■ **EXERCISE DETAILS**
Reproduce the listing verbatim.

■ **SOURCE MATERIAL**

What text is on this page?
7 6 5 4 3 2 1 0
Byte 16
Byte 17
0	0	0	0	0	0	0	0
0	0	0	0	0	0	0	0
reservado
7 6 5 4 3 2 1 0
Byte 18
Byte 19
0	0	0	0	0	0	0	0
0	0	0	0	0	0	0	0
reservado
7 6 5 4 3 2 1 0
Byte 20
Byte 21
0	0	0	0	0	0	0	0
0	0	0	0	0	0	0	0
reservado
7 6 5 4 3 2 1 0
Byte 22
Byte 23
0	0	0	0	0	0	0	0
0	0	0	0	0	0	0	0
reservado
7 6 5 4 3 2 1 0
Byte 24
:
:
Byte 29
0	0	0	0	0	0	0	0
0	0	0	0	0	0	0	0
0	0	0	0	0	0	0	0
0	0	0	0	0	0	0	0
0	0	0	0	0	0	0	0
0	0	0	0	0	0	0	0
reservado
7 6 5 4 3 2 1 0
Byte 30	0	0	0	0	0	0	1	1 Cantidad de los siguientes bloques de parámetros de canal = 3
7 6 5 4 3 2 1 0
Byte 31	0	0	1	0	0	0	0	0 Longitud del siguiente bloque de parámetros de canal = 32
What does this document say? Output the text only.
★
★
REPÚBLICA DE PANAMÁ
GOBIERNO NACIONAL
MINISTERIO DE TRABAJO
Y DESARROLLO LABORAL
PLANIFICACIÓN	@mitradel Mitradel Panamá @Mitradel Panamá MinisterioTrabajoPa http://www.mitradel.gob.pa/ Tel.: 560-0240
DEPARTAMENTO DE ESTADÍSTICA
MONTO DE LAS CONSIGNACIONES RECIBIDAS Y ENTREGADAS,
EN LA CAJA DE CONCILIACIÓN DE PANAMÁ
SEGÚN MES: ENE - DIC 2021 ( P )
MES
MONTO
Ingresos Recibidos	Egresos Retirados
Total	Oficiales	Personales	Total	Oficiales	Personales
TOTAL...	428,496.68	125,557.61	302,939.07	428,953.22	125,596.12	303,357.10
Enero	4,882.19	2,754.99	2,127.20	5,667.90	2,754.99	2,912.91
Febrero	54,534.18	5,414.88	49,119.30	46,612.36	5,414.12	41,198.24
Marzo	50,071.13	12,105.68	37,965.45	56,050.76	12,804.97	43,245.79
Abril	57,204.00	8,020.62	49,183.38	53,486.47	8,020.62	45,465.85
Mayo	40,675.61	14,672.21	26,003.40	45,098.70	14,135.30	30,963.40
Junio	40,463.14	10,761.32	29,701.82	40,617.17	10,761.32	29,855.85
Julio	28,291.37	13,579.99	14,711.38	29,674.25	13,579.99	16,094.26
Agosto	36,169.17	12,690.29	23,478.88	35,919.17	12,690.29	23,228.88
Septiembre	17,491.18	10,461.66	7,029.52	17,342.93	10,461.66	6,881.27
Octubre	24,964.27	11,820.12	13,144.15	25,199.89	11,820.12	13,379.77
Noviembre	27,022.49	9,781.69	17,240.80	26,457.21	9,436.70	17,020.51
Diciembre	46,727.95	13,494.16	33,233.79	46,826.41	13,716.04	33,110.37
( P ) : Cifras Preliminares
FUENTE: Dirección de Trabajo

■ **SOLUTION FOR THIS TASK**
What text is on this page?
7 6 5 4 3 2 1 0
Byte 16
Byte 17
0	0	0	0	0	0	0	0
0	0	0	0	0	0	0	0
reservado
7 6 5 4 3 2 1 0
Byte 18
Byte 19
0	0	0	0	0	0	0	0
0	0	0	0	0	0	0	0
reservado
7 6 5 4 3 2 1 0
Byte 20
Byte 21
0	0	0	0	0	0	0	0
0	0	0	0	0	0	0	0
reservado
7 6 5 4 3 2 1 0
Byte 22
Byte 23
0	0	0	0	0	0	0	0
0	0	0	0	0	0	0	0
reservado
7 6 5 4 3 2 1 0
Byte 24
:
:
Byte 29
0	0	0	0	0	0	0	0
0	0	0	0	0	0	0	0
0	0	0	0	0	0	0	0
0	0	0	0	0	0	0	0
0	0	0	0	0	0	0	0
0	0	0	0	0	0	0	0
reservado
7 6 5 4 3 2 1 0
Byte 30	0	0	0	0	0	0	1	1 Cantidad de los siguientes bloques de parámetros de canal = 3
7 6 5 4 3 2 1 0
Byte 31	0	0	1	0	0	0	0	0 Longitud del siguiente bloque de parámetros de canal = 32
What does this document say? Output the text only.
★
★
REPÚBLICA DE PANAMÁ
GOBIERNO NACIONAL
MINISTERIO DE TRABAJO
Y DESARROLLO LABORAL
PLANIFICACIÓN	@mitradel Mitradel Panamá @Mitradel Panamá MinisterioTrabajoPa http://www.mitradel.gob.pa/ Tel.: 560-0240
DEPARTAMENTO DE ESTADÍSTICA
MONTO DE LAS CONSIGNACIONES RECIBIDAS Y ENTREGADAS,
EN LA CAJA DE CONCILIACIÓN DE PANAMÁ
SEGÚN MES: ENE - DIC 2021 ( P )
MES
MONTO
Ingresos Recibidos	Egresos Retirados
Total	Oficiales	Personales	Total	Oficiales	Personales
TOTAL...	428,496.68	125,557.61	302,939.07	428,953.22	125,596.12	303,357.10
Enero	4,882.19	2,754.99	2,127.20	5,667.90	2,754.99	2,912.91
Febrero	54,534.18	5,414.88	49,119.30	46,612.36	5,414.12	41,198.24
Marzo	50,071.13	12,105.68	37,965.45	56,050.76	12,804.97	43,245.79
Abril	57,204.00	8,020.62	49,183.38	53,486.47	8,020.62	45,465.85
Mayo	40,675.61	14,672.21	26,003.40	45,098.70	14,135.30	30,963.40
Junio	40,463.14	10,761.32	29,701.82	40,617.17	10,761.32	29,855.85
Julio	28,291.37	13,579.99	14,711.38	29,674.25	13,579.99	16,094.26
Agosto	36,169.17	12,690.29	23,478.88	35,919.17	12,690.29	23,228.88
Septiembre	17,491.18	10,461.66	7,029.52	17,342.93	10,461.66	6,881.27
Octubre	24,964.27	11,820.12	13,144.15	25,199.89	11,820.12	13,379.77
Noviembre	27,022.49	9,781.69	17,240.80	26,457.21	9,436.70	17,020.51
Diciembre	46,727.95	13,494.16	33,233.79	46,826.41	13,716.04	33,110.37
( P ) : Cifras Preliminares
FUENTE: Dirección de Trabajo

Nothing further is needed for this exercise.